---- Entries

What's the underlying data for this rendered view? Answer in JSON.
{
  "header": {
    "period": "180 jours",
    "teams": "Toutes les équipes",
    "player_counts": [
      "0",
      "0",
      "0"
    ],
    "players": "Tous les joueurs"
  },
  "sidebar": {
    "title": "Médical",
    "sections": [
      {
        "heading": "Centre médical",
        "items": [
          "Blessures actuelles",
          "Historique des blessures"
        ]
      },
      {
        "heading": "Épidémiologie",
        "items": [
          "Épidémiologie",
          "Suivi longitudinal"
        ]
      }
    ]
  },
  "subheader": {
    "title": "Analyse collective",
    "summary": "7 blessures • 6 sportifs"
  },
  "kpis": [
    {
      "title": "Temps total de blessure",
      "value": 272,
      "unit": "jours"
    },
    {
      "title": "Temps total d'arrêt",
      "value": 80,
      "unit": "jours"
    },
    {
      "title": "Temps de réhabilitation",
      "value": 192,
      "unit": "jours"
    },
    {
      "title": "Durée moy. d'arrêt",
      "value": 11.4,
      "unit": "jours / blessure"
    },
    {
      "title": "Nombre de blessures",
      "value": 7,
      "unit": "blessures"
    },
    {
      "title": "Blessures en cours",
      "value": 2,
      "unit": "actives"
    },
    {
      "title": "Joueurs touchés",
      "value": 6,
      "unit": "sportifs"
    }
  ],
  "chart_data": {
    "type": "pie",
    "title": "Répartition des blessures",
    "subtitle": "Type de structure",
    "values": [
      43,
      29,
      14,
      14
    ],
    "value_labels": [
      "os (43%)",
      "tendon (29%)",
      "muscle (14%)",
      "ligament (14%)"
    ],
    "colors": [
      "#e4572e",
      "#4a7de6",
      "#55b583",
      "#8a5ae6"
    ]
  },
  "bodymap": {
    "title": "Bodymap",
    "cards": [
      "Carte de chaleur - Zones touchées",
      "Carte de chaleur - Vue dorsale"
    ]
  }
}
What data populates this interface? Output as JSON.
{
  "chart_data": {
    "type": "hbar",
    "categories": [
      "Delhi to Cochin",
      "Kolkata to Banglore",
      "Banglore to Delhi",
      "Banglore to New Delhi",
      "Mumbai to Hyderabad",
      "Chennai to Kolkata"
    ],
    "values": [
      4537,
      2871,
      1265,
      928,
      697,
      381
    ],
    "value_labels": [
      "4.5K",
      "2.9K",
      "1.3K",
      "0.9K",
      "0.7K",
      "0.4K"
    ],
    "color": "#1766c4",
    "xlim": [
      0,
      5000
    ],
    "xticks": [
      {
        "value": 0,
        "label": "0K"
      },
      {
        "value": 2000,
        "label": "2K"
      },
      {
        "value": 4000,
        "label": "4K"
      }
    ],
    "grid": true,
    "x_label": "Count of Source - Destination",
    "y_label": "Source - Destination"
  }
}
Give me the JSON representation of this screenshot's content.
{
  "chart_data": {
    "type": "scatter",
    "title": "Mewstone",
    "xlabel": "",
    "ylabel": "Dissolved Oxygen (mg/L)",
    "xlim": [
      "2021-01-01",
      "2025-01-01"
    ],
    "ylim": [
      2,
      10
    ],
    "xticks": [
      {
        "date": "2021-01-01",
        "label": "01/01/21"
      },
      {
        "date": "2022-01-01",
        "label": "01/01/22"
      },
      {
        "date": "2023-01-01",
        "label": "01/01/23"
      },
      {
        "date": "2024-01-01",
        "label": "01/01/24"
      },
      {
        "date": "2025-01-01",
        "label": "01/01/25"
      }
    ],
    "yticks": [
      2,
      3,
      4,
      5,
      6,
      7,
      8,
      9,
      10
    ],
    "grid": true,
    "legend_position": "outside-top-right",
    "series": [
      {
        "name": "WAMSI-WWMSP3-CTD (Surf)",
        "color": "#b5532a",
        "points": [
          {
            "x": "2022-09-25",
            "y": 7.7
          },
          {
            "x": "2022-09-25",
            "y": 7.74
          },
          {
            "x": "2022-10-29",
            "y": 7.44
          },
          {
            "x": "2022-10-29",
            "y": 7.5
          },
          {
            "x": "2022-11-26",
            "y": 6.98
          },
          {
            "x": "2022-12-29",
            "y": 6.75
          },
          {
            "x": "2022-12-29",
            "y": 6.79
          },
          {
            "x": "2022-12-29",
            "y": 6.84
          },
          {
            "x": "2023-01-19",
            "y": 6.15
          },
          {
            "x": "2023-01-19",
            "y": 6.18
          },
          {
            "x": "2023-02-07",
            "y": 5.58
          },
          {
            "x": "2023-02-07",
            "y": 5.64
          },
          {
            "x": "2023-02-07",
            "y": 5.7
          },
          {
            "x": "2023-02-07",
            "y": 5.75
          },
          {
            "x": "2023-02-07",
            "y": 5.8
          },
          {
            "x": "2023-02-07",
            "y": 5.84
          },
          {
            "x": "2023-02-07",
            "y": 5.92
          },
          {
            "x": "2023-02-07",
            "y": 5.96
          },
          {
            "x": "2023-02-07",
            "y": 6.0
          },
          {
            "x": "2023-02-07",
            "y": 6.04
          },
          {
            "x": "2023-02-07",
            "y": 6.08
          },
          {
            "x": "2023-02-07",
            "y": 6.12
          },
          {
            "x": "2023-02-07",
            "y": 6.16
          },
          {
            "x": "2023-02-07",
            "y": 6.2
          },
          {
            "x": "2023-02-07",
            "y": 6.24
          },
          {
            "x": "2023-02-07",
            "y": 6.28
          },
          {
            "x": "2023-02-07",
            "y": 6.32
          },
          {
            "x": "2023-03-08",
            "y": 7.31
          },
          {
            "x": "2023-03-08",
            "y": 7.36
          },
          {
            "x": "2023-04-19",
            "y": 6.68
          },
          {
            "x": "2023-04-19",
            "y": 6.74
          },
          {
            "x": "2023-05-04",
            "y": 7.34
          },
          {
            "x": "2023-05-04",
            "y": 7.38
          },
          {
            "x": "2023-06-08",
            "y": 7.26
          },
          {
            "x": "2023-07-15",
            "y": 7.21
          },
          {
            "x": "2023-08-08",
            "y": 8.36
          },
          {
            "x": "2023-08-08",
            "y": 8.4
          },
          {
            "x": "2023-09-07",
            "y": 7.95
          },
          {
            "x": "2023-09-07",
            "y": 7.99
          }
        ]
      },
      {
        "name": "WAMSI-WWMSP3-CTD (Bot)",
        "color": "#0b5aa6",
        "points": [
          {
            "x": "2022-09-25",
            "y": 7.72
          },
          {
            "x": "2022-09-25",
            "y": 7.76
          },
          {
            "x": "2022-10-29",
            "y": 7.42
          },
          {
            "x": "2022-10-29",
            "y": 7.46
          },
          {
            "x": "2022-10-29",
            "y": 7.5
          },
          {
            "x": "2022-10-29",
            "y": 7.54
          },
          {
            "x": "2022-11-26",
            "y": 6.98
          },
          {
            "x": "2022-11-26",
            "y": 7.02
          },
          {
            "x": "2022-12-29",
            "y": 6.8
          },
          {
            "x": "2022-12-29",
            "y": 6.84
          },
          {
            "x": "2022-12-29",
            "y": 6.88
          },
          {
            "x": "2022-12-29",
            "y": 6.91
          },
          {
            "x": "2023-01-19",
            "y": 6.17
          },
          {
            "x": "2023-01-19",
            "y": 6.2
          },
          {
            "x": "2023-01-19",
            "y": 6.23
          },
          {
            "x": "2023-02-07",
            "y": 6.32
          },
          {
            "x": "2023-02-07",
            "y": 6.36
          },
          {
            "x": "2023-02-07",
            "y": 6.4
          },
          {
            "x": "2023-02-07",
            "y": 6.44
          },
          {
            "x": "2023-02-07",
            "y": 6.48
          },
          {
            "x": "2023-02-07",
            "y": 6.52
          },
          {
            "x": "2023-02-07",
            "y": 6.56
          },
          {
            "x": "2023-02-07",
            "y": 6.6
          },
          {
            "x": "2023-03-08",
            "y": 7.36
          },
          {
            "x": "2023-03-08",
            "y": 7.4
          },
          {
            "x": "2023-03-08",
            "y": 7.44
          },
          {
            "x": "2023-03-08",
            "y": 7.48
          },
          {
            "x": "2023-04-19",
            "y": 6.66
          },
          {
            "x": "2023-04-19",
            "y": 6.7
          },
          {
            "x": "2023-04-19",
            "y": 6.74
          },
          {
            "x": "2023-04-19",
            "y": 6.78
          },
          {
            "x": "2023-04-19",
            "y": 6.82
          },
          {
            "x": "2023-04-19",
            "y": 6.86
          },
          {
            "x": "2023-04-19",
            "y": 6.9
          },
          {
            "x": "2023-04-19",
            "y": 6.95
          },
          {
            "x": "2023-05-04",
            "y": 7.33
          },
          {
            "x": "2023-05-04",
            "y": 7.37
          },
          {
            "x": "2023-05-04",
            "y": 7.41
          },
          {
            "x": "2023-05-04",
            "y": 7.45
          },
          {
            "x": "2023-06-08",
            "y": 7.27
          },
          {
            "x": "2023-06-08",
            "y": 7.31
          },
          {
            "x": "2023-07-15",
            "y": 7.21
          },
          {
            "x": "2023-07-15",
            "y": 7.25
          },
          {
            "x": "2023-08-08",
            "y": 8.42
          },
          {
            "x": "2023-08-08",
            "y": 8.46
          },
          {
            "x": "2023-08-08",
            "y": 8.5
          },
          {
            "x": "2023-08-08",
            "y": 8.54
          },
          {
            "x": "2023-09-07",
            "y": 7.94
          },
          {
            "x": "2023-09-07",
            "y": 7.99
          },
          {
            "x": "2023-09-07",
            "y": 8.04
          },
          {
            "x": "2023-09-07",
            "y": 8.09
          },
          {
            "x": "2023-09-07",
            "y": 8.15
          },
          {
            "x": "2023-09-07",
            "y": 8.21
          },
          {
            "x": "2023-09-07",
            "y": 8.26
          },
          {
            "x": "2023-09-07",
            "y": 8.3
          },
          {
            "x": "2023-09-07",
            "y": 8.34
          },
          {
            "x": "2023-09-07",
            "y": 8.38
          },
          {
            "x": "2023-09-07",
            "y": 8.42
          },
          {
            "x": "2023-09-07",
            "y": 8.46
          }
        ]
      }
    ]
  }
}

--------

## Stated problem
Search the data for "date". Copy every line that has it.

## Result
        "date": "2021-01-01",
        "date": "2022-01-01",
        "date": "2023-01-01",
        "date": "2024-01-01",
        "date": "2025-01-01",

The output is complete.